══ SOURCE RECORDS ══
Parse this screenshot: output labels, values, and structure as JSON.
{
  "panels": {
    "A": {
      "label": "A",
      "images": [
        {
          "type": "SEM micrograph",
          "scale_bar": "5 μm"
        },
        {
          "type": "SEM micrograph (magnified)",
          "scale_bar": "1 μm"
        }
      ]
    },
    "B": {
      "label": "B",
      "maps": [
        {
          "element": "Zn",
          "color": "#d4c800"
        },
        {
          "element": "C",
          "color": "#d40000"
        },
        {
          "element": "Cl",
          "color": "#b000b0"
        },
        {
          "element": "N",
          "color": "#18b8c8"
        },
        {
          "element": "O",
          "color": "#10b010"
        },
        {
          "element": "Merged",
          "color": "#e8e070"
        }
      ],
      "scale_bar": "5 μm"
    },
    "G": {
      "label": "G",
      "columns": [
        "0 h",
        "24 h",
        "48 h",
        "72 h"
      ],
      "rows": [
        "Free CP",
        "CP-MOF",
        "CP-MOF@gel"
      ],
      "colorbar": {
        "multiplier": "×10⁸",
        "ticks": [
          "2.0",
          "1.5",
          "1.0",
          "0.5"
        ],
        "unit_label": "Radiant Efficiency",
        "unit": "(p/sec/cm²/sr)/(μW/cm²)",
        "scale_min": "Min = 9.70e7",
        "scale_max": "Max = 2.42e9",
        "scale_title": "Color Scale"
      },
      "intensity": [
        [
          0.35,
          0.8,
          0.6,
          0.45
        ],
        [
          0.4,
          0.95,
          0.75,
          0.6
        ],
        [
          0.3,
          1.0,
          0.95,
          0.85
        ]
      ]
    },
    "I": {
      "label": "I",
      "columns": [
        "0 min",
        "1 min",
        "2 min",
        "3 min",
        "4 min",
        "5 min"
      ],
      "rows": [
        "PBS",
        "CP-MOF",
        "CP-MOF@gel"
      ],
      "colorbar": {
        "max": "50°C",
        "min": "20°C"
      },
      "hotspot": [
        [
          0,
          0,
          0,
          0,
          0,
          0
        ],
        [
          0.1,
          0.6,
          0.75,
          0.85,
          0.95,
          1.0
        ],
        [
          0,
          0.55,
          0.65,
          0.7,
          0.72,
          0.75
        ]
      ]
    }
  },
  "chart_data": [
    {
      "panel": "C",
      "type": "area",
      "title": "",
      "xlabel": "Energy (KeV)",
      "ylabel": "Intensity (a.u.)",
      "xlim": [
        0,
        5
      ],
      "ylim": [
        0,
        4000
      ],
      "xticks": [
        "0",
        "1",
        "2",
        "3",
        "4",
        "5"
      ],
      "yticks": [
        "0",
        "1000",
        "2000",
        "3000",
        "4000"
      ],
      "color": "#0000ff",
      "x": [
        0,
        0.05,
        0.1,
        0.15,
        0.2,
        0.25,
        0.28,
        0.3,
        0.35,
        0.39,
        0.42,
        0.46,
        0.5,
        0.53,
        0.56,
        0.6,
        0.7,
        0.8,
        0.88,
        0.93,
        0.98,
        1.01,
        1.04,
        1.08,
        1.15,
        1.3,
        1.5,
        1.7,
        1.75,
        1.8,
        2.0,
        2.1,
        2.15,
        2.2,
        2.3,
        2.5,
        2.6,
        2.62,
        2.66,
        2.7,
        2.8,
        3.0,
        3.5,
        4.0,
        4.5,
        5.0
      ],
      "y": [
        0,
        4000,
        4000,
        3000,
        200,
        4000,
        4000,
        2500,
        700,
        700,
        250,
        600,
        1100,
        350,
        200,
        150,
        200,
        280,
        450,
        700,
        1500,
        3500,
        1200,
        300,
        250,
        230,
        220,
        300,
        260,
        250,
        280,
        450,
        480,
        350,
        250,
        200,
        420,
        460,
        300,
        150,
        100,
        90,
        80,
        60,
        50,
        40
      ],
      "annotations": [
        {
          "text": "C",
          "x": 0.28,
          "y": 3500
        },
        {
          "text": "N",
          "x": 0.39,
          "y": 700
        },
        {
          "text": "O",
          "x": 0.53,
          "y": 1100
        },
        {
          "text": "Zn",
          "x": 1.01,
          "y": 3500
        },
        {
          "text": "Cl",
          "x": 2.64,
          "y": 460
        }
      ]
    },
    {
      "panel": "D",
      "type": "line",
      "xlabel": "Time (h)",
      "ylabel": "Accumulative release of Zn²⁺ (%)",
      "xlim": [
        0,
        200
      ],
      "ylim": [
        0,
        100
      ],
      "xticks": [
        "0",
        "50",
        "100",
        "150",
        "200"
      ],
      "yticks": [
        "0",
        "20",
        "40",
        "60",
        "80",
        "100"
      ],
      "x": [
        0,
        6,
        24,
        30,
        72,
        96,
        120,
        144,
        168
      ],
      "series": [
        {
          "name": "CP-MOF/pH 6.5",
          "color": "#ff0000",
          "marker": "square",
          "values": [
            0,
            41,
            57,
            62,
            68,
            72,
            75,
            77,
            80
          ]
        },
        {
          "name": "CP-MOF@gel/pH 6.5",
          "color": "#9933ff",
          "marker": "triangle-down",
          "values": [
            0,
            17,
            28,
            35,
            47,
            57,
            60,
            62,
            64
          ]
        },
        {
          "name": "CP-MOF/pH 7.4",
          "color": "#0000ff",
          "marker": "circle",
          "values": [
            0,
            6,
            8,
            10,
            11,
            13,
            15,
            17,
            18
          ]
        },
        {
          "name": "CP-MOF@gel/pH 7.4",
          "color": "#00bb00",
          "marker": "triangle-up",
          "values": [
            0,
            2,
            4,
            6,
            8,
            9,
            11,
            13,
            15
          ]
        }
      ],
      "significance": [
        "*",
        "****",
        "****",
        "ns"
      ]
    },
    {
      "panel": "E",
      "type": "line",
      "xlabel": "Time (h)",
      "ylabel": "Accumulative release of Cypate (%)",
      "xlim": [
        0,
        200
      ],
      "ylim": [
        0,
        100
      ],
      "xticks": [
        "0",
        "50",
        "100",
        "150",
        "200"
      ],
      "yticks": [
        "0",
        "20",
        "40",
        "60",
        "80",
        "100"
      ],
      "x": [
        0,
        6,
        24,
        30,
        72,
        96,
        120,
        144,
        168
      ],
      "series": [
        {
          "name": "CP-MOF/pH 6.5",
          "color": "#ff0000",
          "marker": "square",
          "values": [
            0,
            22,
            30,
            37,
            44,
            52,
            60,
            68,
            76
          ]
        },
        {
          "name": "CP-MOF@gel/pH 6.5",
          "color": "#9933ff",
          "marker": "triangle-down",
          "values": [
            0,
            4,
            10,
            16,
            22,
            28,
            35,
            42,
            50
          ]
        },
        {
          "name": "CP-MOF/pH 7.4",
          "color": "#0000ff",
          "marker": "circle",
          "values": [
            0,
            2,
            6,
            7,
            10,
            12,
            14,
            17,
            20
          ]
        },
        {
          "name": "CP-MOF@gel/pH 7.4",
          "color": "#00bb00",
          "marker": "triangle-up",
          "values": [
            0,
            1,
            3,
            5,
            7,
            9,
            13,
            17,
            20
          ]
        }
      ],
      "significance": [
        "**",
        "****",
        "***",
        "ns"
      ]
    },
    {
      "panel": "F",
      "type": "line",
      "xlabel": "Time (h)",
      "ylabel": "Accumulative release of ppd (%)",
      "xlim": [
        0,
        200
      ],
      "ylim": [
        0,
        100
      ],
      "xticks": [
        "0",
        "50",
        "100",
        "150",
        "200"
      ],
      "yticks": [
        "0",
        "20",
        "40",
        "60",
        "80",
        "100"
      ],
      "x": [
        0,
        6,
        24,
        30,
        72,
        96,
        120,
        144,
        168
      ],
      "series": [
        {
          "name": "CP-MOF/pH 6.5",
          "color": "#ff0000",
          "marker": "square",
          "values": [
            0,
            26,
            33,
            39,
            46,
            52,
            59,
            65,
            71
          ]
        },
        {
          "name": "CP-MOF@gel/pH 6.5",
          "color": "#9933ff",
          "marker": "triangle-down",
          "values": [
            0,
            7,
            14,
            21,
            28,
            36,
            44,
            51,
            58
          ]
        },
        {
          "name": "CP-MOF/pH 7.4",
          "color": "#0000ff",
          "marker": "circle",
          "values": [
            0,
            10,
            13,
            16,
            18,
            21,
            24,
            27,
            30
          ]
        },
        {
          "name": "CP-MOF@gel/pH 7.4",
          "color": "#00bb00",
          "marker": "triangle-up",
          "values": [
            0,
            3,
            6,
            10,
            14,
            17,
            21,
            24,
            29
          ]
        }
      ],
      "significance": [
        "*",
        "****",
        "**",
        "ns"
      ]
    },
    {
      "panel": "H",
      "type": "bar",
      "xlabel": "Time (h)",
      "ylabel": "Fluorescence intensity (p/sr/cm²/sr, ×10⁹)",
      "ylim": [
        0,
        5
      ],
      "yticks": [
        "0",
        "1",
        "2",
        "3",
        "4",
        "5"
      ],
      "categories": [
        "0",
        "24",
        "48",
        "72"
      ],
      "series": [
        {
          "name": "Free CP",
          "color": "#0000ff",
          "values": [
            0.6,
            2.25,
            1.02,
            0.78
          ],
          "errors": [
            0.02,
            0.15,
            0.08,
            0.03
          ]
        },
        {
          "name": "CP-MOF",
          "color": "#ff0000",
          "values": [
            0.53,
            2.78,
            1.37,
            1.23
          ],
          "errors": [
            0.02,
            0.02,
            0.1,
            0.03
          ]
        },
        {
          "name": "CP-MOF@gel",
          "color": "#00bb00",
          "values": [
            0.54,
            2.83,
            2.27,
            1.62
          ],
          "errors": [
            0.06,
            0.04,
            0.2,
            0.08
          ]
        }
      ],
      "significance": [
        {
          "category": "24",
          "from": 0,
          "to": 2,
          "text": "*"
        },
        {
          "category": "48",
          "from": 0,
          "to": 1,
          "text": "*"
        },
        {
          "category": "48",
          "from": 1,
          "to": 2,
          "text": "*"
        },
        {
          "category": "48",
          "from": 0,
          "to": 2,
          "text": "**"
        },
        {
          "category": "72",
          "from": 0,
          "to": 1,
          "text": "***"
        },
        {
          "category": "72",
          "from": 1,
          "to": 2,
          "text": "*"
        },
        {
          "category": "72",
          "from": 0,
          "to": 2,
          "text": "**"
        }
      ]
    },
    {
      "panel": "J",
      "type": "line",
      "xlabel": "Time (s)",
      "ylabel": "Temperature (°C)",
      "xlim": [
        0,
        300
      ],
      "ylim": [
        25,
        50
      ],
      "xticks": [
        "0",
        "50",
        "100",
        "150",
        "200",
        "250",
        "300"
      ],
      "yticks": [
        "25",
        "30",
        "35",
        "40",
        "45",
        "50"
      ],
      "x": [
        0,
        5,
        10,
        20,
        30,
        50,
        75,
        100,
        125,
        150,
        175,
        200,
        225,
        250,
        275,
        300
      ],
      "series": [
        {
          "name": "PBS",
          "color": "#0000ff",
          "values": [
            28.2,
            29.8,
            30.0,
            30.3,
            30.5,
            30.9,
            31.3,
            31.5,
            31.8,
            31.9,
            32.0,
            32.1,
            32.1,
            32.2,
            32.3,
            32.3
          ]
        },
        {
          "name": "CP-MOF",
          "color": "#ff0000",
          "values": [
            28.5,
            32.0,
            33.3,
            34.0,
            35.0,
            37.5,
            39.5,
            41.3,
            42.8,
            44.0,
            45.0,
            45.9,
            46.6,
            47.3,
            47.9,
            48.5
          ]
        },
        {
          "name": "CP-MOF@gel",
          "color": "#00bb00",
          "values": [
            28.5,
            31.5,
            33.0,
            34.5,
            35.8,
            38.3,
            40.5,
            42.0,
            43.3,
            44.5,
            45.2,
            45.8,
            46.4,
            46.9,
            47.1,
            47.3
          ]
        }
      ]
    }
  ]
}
═══
PROBLEM:
Reply with nothing but a number: how many lines of the entries above contain the string "ylabel"?

EXPECTED OUTPUT:
6